Stored data:
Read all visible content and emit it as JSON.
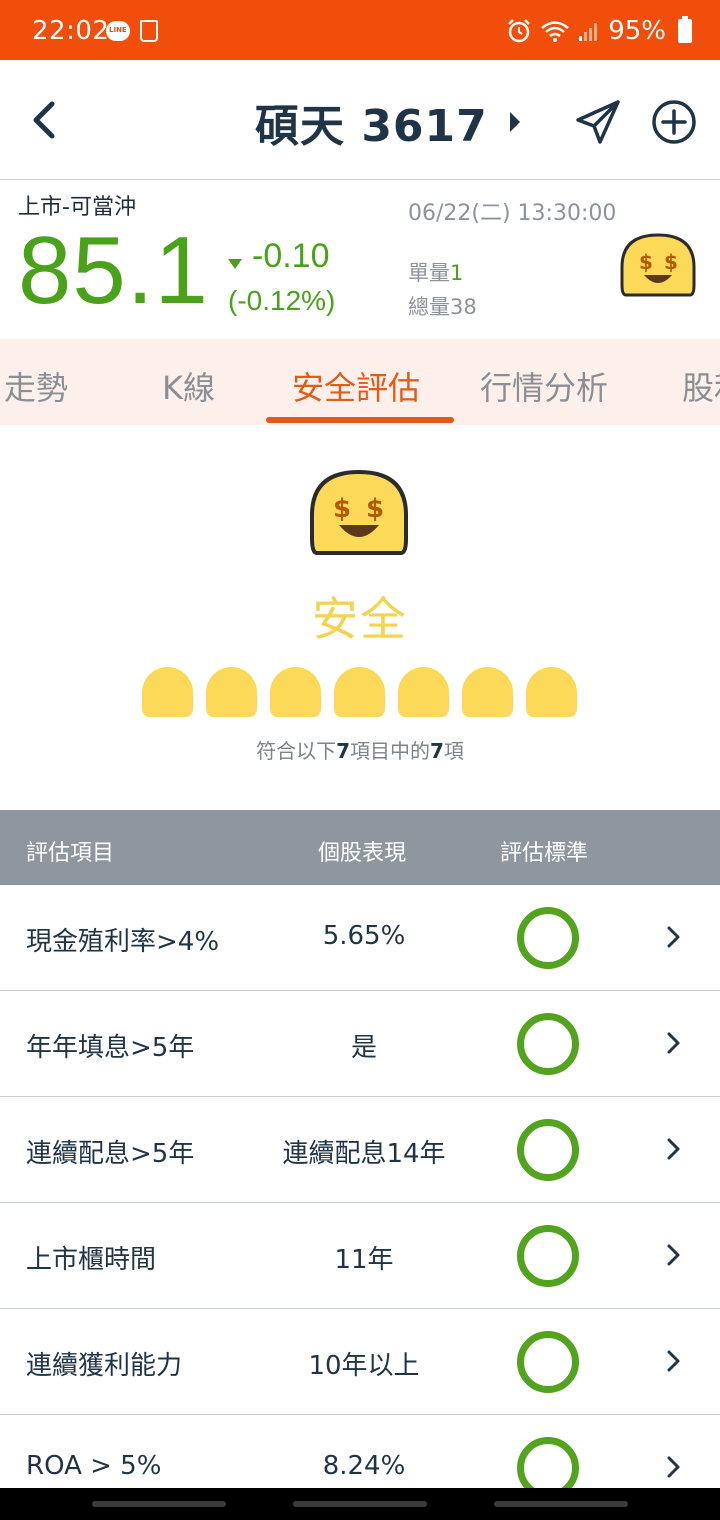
{
  "status_bar": {
    "time": "22:02",
    "battery": "95%",
    "icons": [
      "line-icon",
      "cup-icon",
      "alarm-icon",
      "wifi-icon",
      "signal-icon",
      "battery-icon"
    ]
  },
  "header": {
    "title": "碩天 3617",
    "icons": [
      "back-icon",
      "caret-right-icon",
      "share-icon",
      "add-icon"
    ]
  },
  "quote": {
    "market_tag": "上市-可當沖",
    "price": "85.1",
    "change": "-0.10",
    "change_pct": "(-0.12%)",
    "datetime": "06/22(二) 13:30:00",
    "single_volume_label": "單量",
    "single_volume": "1",
    "total_volume_label": "總量",
    "total_volume": "38",
    "status_icon": "money-eyes-face-icon",
    "color_down": "#4aa11a"
  },
  "tabs": {
    "items": [
      "走勢",
      "K線",
      "安全評估",
      "行情分析",
      "股利"
    ],
    "active": "安全評估",
    "accent": "#e25b18"
  },
  "safety": {
    "icon": "money-eyes-face-icon",
    "label": "安全",
    "summary_prefix": "符合以下",
    "summary_total": "7",
    "summary_mid": "項目中的",
    "summary_passed": "7",
    "summary_suffix": "項",
    "passed_count": 7,
    "total_count": 7,
    "accent": "#fdd95a"
  },
  "table": {
    "headers": [
      "評估項目",
      "個股表現",
      "評估標準"
    ],
    "rows": [
      {
        "item": "現金殖利率>4%",
        "value": "5.65%",
        "result": "pass"
      },
      {
        "item": "年年填息>5年",
        "value": "是",
        "result": "pass"
      },
      {
        "item": "連續配息>5年",
        "value": "連續配息14年",
        "result": "pass"
      },
      {
        "item": "上市櫃時間",
        "value": "11年",
        "result": "pass"
      },
      {
        "item": "連續獲利能力",
        "value": "10年以上",
        "result": "pass"
      },
      {
        "item": "ROA > 5%",
        "value": "8.24%",
        "result": "pass"
      }
    ],
    "pass_color": "#52a31d",
    "header_bg": "#8e979f"
  }
}
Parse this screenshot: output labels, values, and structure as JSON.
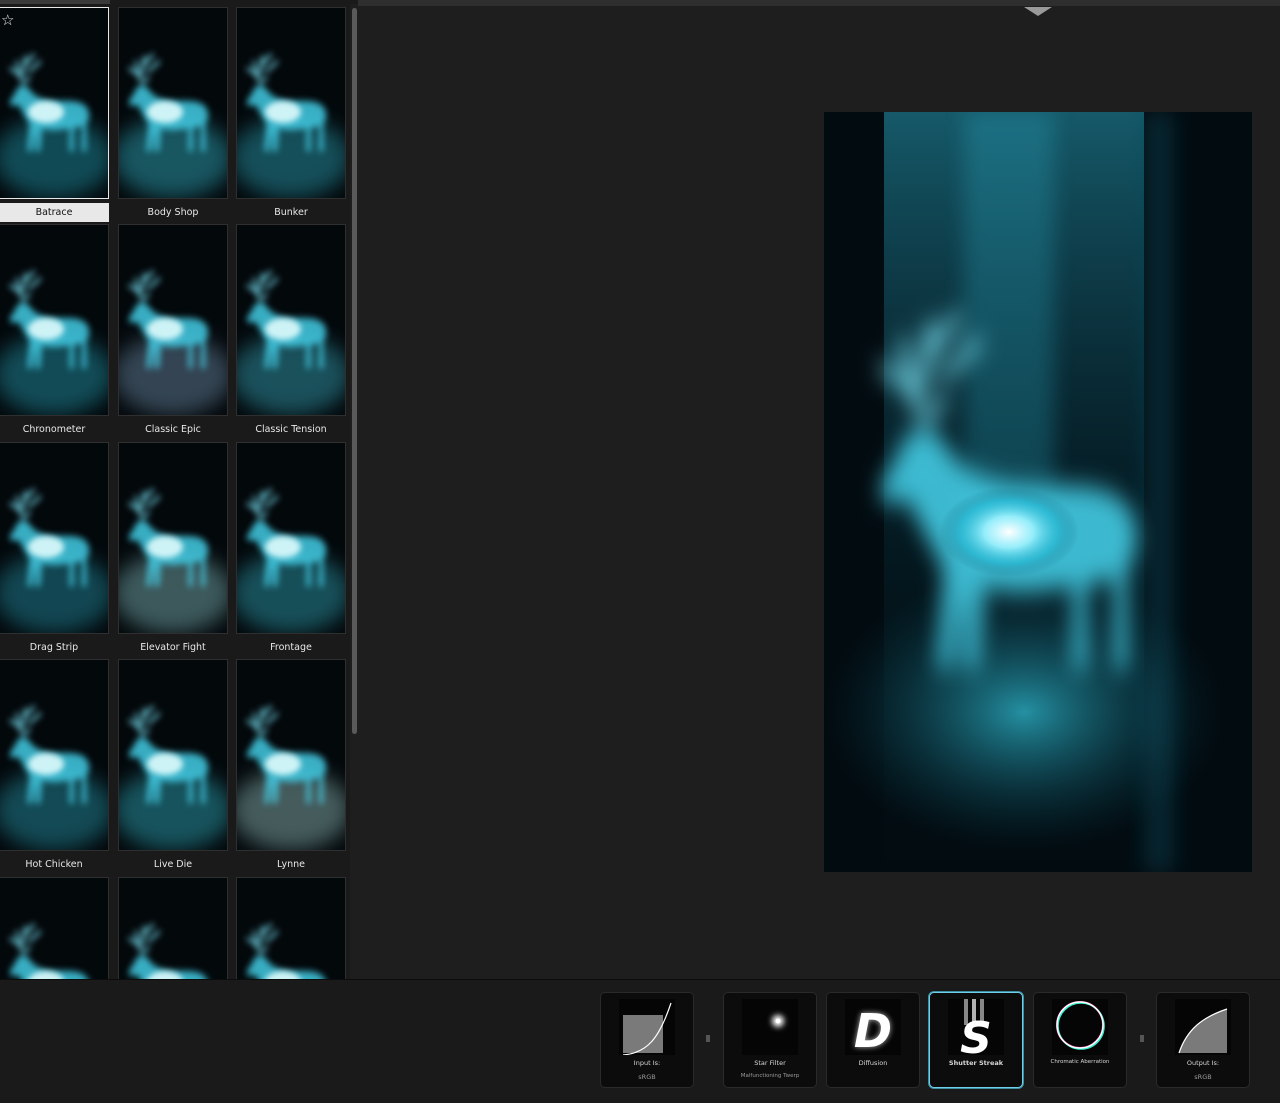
{
  "presets": {
    "favorite_icon": "star-outline-icon",
    "selected": "Batrace",
    "items": [
      {
        "label": "Batrace"
      },
      {
        "label": "Body Shop"
      },
      {
        "label": "Bunker"
      },
      {
        "label": "Chronometer"
      },
      {
        "label": "Classic Epic"
      },
      {
        "label": "Classic Tension"
      },
      {
        "label": "Drag Strip"
      },
      {
        "label": "Elevator Fight"
      },
      {
        "label": "Frontage"
      },
      {
        "label": "Hot Chicken"
      },
      {
        "label": "Live Die"
      },
      {
        "label": "Lynne"
      },
      {
        "label": ""
      },
      {
        "label": ""
      },
      {
        "label": ""
      }
    ]
  },
  "viewer": {
    "collapse_icon": "triangle-down-icon",
    "image_subject": "glowing cyan stag"
  },
  "tool_chain": {
    "input": {
      "title": "Input Is:",
      "value": "sRGB",
      "icon": "curve-icon"
    },
    "tools": [
      {
        "name": "Star Filter",
        "sub": "Malfunctioning Twerp",
        "icon": "star-filter-icon"
      },
      {
        "name": "Diffusion",
        "sub": "",
        "icon": "diffusion-d-icon"
      },
      {
        "name": "Shutter Streak",
        "sub": "",
        "icon": "shutter-streak-s-icon",
        "active": true
      },
      {
        "name": "Chromatic Aberration",
        "sub": "",
        "icon": "ring-icon"
      }
    ],
    "output": {
      "title": "Output Is:",
      "value": "sRGB",
      "icon": "curve-icon"
    }
  },
  "colors": {
    "accent": "#6fd1e8",
    "glow": "#37d9f2",
    "background": "#1c1c1c"
  }
}
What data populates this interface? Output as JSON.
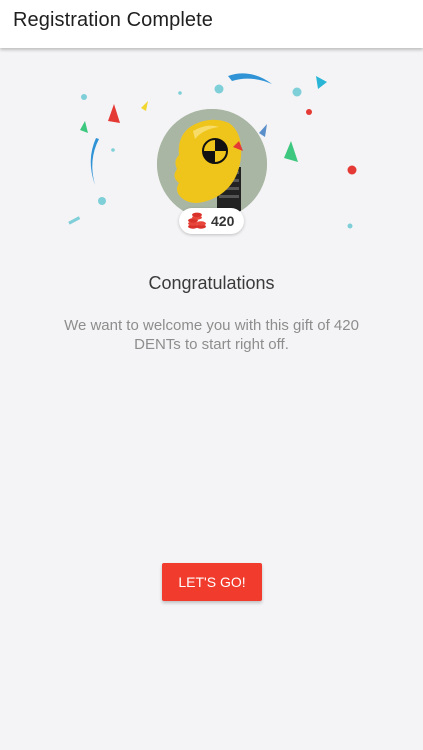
{
  "header": {
    "title": "Registration Complete"
  },
  "avatar": {
    "icon": "crash-test-dummy-icon"
  },
  "reward": {
    "icon": "coin-stack-icon",
    "amount": "420"
  },
  "message": {
    "heading": "Congratulations",
    "body": "We want to welcome you with this gift of 420 DENTs to start right off."
  },
  "action": {
    "label": "LET'S GO!"
  },
  "colors": {
    "accent": "#f03b2d",
    "background": "#f4f4f6",
    "confetti": [
      "#7fcfd8",
      "#e53935",
      "#f2d630",
      "#3ec77e",
      "#2f93d6",
      "#29b6d6"
    ]
  }
}
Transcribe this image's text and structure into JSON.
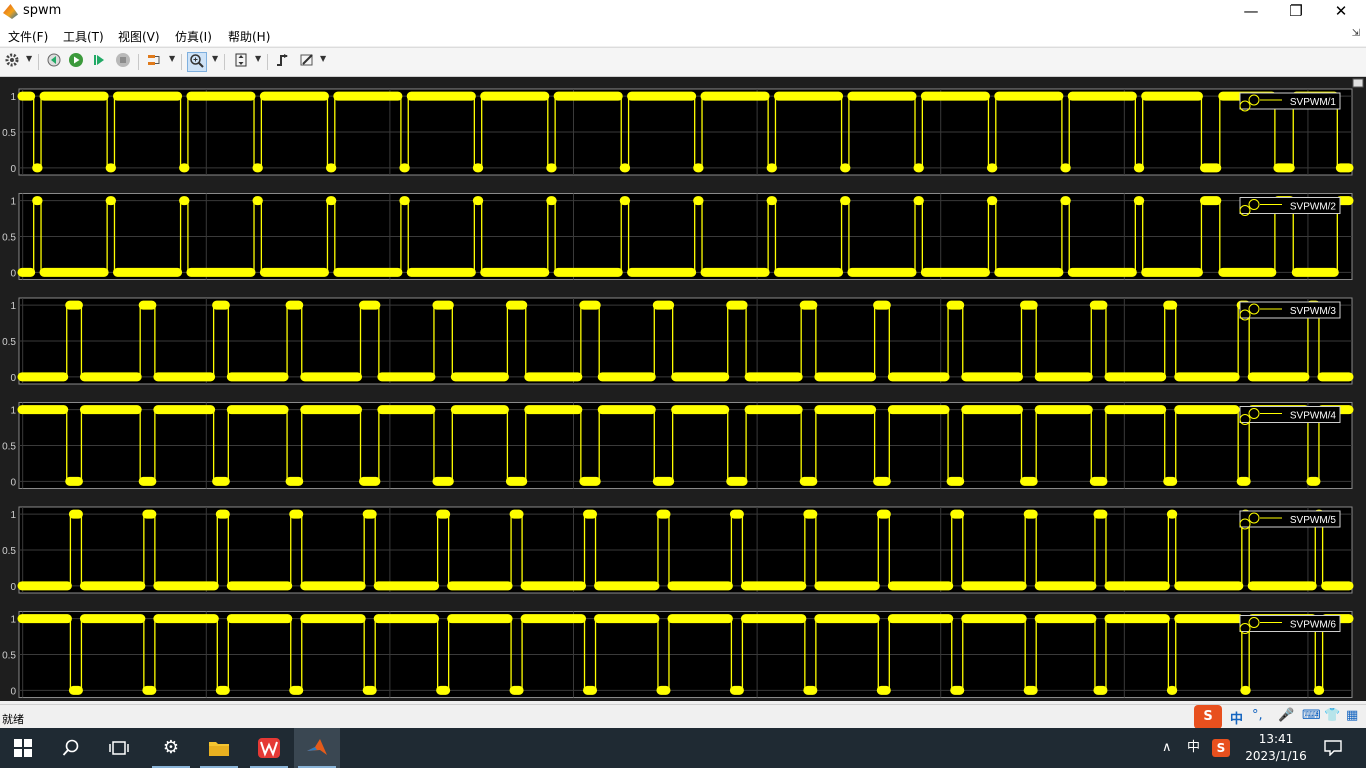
{
  "window": {
    "title": "spwm",
    "min_glyph": "—",
    "max_glyph": "❐",
    "close_glyph": "✕"
  },
  "menu": {
    "items": [
      "文件(F)",
      "工具(T)",
      "视图(V)",
      "仿真(I)",
      "帮助(H)"
    ],
    "pin_glyph": "⇲"
  },
  "toolbar": {
    "icons": [
      "gear-icon",
      "step-back-icon",
      "run-icon",
      "step-forward-icon",
      "stop-icon",
      "signal-select-icon",
      "zoom-icon",
      "autoscale-icon",
      "trigger-icon",
      "style-icon"
    ]
  },
  "status": {
    "text": "就绪"
  },
  "ime": {
    "brand": "S",
    "lang": "中",
    "punct": "°,"
  },
  "taskbar": {
    "tray_lang": "中",
    "time": "13:41",
    "date": "2023/1/16"
  },
  "chart_data": {
    "type": "line",
    "x_ticks": [
      "0.406",
      "0.4065",
      "0.407",
      "0.4075",
      "0.408",
      "0.4085",
      "0.409",
      "0.4095"
    ],
    "xlim": [
      0.40599,
      0.40962
    ],
    "y_ticks": [
      "0",
      "0.5",
      "1"
    ],
    "ylim": [
      -0.1,
      1.1
    ],
    "colors": {
      "trace": "#ffff00",
      "background": "#000000",
      "figure": "#1e1e1e",
      "axes": "#8a8a8a"
    },
    "series": [
      {
        "name": "SVPWM/1",
        "start": 1,
        "transitions": [
          0.40603,
          0.40605,
          0.40623,
          0.40625,
          0.40643,
          0.40645,
          0.40663,
          0.40665,
          0.40683,
          0.40685,
          0.40703,
          0.40705,
          0.40723,
          0.40725,
          0.40743,
          0.40745,
          0.40763,
          0.40765,
          0.40783,
          0.40785,
          0.40803,
          0.40805,
          0.40823,
          0.40825,
          0.40843,
          0.40845,
          0.40863,
          0.40865,
          0.40883,
          0.40885,
          0.40903,
          0.40905,
          0.40921,
          0.40926,
          0.40941,
          0.40946,
          0.40958
        ]
      },
      {
        "name": "SVPWM/2",
        "start": 0,
        "transitions": [
          0.40603,
          0.40605,
          0.40623,
          0.40625,
          0.40643,
          0.40645,
          0.40663,
          0.40665,
          0.40683,
          0.40685,
          0.40703,
          0.40705,
          0.40723,
          0.40725,
          0.40743,
          0.40745,
          0.40763,
          0.40765,
          0.40783,
          0.40785,
          0.40803,
          0.40805,
          0.40823,
          0.40825,
          0.40843,
          0.40845,
          0.40863,
          0.40865,
          0.40883,
          0.40885,
          0.40903,
          0.40905,
          0.40921,
          0.40926,
          0.40941,
          0.40946,
          0.40958
        ]
      },
      {
        "name": "SVPWM/3",
        "start": 0,
        "transitions": [
          0.40612,
          0.40616,
          0.40632,
          0.40636,
          0.40652,
          0.40656,
          0.40672,
          0.40676,
          0.40692,
          0.40697,
          0.40712,
          0.40717,
          0.40732,
          0.40737,
          0.40752,
          0.40757,
          0.40772,
          0.40777,
          0.40792,
          0.40797,
          0.40812,
          0.40816,
          0.40832,
          0.40836,
          0.40852,
          0.40856,
          0.40872,
          0.40876,
          0.40891,
          0.40895,
          0.40911,
          0.40914,
          0.40931,
          0.40934,
          0.4095,
          0.40953
        ]
      },
      {
        "name": "SVPWM/4",
        "start": 1,
        "transitions": [
          0.40612,
          0.40616,
          0.40632,
          0.40636,
          0.40652,
          0.40656,
          0.40672,
          0.40676,
          0.40692,
          0.40697,
          0.40712,
          0.40717,
          0.40732,
          0.40737,
          0.40752,
          0.40757,
          0.40772,
          0.40777,
          0.40792,
          0.40797,
          0.40812,
          0.40816,
          0.40832,
          0.40836,
          0.40852,
          0.40856,
          0.40872,
          0.40876,
          0.40891,
          0.40895,
          0.40911,
          0.40914,
          0.40931,
          0.40934,
          0.4095,
          0.40953
        ]
      },
      {
        "name": "SVPWM/5",
        "start": 0,
        "transitions": [
          0.40613,
          0.40616,
          0.40633,
          0.40636,
          0.40653,
          0.40656,
          0.40673,
          0.40676,
          0.40693,
          0.40696,
          0.40713,
          0.40716,
          0.40733,
          0.40736,
          0.40753,
          0.40756,
          0.40773,
          0.40776,
          0.40793,
          0.40796,
          0.40813,
          0.40816,
          0.40833,
          0.40836,
          0.40853,
          0.40856,
          0.40873,
          0.40876,
          0.40892,
          0.40895,
          0.40912,
          0.40914,
          0.40932,
          0.40934,
          0.40952,
          0.40954
        ]
      },
      {
        "name": "SVPWM/6",
        "start": 1,
        "transitions": [
          0.40613,
          0.40616,
          0.40633,
          0.40636,
          0.40653,
          0.40656,
          0.40673,
          0.40676,
          0.40693,
          0.40696,
          0.40713,
          0.40716,
          0.40733,
          0.40736,
          0.40753,
          0.40756,
          0.40773,
          0.40776,
          0.40793,
          0.40796,
          0.40813,
          0.40816,
          0.40833,
          0.40836,
          0.40853,
          0.40856,
          0.40873,
          0.40876,
          0.40892,
          0.40895,
          0.40912,
          0.40914,
          0.40932,
          0.40934,
          0.40952,
          0.40954
        ]
      }
    ]
  }
}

# [Requirements]
Report every line in the data above in which the word "accent" appears.

# [The result]
    "accent": "#e25b18"
    "accent": "#fdd95a"
    "accent": "#6fd1e8",
    "accent": "#f03b2d",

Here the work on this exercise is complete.